**Passage to read:**
==============================
You need to have a frank, open  discussion with your project’s stakeholders and potentially with the project’s executive sponsors. Take a breath and leave your frustrations behind. Approach the conversation from the business value aspect: “We’re not able to deliver the amount of value we should be because we’re not able to get through roadblocks in a timely fashion. Having the right people committed to the team will help us deliver more quickly.”

What’s the Root Cause?

You also need to step back and re-evaluate the need for the project. If stakeholders and sponsors won’t get the right people at the table, is there actually a real need for the project? Perhaps the business environment has changed and the project isn’t as high a priority any more. That’s not an easy topic to bring up with the people responsible for the project, but it’s a hard question that you need to get answered. Again, approach it from the business value aspect: “If the business situation’s changed so much, maybe we should stop this project and figure out a better place to spend our time and effort. What other cool things can we do for the business?”

Never, ever approach these conversations with a demanding mindset or tone. Yes, you need to clearly identify impediments and risks, but you can’t slip over in to metaphorical hostage taking or blackmail!

These are tough conversations to have with the people and organizations responsible for the project, but you must have them. Something is preventing you from delivering the best business value to the client/organization/stakeholders. Find the root cause, solve it, and focus on helping your organization/clients get the best value for their money!
==============================
**Data records:**

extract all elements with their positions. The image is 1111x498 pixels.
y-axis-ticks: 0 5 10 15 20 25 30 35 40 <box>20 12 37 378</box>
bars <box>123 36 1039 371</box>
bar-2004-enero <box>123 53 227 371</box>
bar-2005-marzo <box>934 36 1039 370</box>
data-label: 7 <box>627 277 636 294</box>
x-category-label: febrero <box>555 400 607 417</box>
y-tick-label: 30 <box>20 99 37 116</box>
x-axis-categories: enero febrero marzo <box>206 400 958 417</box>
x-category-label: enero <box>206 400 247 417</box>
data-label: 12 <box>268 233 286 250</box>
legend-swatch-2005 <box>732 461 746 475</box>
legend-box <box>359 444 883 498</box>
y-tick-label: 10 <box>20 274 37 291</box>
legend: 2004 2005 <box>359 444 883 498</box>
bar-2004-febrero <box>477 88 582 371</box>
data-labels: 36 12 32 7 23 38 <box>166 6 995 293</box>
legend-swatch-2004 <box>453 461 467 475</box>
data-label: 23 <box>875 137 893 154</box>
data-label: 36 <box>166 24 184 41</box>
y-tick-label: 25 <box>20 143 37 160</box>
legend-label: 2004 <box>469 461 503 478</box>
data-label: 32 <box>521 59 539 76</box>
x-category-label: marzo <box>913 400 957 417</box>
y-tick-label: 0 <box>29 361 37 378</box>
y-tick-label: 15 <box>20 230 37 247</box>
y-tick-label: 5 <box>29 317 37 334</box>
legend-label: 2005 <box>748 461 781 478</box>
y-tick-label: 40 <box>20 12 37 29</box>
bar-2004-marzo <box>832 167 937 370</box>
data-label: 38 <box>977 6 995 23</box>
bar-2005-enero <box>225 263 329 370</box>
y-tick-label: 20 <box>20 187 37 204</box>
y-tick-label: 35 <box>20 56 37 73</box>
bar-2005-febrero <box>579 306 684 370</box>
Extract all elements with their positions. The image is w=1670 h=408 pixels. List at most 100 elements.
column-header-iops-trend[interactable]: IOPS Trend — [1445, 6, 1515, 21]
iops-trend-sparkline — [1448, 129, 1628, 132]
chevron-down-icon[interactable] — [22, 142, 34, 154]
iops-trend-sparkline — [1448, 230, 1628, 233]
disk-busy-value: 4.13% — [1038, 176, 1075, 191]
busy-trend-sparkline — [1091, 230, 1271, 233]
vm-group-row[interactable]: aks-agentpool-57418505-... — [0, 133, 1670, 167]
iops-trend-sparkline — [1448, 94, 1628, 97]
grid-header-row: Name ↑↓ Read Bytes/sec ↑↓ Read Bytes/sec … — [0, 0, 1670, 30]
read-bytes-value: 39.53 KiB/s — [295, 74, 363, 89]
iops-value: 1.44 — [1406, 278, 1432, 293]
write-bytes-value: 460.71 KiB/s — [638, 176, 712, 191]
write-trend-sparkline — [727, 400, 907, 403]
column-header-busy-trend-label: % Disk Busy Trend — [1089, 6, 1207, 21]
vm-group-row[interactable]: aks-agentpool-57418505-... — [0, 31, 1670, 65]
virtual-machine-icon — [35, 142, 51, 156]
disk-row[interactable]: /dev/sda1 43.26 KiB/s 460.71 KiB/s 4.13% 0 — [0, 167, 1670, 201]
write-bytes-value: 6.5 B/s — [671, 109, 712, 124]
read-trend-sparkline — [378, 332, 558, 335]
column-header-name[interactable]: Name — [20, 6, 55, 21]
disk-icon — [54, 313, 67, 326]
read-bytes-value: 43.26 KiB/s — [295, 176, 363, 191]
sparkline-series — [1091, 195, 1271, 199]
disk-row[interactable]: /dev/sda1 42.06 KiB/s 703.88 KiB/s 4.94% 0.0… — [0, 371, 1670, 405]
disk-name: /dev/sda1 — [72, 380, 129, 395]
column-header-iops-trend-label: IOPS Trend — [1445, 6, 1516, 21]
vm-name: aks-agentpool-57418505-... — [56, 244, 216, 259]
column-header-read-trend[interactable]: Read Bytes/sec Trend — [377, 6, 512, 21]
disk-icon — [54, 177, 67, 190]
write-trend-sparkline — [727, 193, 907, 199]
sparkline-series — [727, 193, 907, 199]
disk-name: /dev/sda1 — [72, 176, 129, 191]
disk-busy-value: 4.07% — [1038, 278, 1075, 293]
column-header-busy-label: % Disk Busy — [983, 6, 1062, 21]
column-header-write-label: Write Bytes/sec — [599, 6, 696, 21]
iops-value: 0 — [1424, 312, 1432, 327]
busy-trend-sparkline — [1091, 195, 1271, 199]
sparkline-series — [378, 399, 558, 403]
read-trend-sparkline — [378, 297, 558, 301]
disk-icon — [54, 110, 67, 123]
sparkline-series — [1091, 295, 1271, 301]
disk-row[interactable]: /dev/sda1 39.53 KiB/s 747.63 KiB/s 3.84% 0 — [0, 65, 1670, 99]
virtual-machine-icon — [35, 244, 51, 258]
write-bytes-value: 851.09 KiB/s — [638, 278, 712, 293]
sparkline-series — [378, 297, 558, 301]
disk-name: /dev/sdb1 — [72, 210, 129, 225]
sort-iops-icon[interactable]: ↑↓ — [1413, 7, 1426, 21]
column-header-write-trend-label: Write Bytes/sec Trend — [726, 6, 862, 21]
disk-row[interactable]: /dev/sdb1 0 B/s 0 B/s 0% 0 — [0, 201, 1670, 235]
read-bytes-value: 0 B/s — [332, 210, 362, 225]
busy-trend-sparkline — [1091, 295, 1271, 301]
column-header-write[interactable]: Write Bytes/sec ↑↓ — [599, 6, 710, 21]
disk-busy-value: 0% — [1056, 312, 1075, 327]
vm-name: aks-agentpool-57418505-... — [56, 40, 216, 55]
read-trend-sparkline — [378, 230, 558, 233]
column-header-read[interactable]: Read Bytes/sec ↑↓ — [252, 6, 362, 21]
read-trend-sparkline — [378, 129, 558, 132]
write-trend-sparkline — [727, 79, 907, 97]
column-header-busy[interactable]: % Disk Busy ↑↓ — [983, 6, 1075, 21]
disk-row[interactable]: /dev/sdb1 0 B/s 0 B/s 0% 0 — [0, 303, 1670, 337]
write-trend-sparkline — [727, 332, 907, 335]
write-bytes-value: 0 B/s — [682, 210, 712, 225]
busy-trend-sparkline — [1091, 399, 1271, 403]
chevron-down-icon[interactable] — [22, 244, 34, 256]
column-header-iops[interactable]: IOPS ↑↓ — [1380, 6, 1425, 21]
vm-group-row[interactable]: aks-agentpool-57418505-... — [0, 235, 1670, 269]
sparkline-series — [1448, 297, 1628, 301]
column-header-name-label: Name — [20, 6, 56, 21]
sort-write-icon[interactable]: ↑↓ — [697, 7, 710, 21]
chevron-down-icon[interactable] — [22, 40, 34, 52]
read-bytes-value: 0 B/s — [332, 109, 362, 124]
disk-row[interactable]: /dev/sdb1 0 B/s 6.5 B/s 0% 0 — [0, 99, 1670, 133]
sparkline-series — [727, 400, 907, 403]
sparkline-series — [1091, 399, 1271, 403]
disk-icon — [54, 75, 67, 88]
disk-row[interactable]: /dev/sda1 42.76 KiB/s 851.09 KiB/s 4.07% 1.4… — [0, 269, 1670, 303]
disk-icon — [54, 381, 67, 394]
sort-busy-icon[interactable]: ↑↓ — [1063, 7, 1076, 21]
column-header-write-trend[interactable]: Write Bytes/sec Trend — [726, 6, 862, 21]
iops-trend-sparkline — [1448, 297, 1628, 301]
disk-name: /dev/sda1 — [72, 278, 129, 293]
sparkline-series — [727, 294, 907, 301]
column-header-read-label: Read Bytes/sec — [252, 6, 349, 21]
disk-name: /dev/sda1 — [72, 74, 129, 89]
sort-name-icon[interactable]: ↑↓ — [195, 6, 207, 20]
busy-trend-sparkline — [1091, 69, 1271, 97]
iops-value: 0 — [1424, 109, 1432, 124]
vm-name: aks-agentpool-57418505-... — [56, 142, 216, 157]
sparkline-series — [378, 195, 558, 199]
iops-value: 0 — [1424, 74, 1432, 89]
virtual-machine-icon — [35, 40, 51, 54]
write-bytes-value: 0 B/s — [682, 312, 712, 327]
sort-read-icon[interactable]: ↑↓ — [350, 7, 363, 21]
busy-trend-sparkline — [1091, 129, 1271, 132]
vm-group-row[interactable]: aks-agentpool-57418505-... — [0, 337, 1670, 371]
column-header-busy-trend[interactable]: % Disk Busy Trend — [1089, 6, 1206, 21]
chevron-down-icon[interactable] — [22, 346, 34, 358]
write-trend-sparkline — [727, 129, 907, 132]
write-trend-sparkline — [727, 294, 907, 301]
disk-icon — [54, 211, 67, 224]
==============================
**Goals:**
a) Answer these questions about the passage on stakeholder conversations, one per line:
(i) What should you leave behind before starting the discussion?
(ii) What might have changed so that the project is no longer as high a priority?
(iii) What mindset or tone should these conversations never take?
b) Summarize the passage on stakeholder conversations in two sentences.
c) Repeat the part of the passage on stakeholder conversations starting at "Never, ever approach" and ending at "taking or blackmail!".

**Exercise responses:**
a)
(i) Your frustrations.
(ii) The business environment.
(iii) A demanding mindset or tone.

b) When stakeholders and sponsors won't get the right people at the table, you need a frank discussion framed around business value, and you should also ask whether the project is still really needed. These tough conversations must never take a demanding tone, and their goal is to find and solve the root cause so the organization or clients get the best value for their money.

c)
Never, ever approach these conversations with a demanding mindset or tone. Yes, you need to clearly identify impediments and risks, but you can’t slip over in to metaphorical hostage taking or blackmail!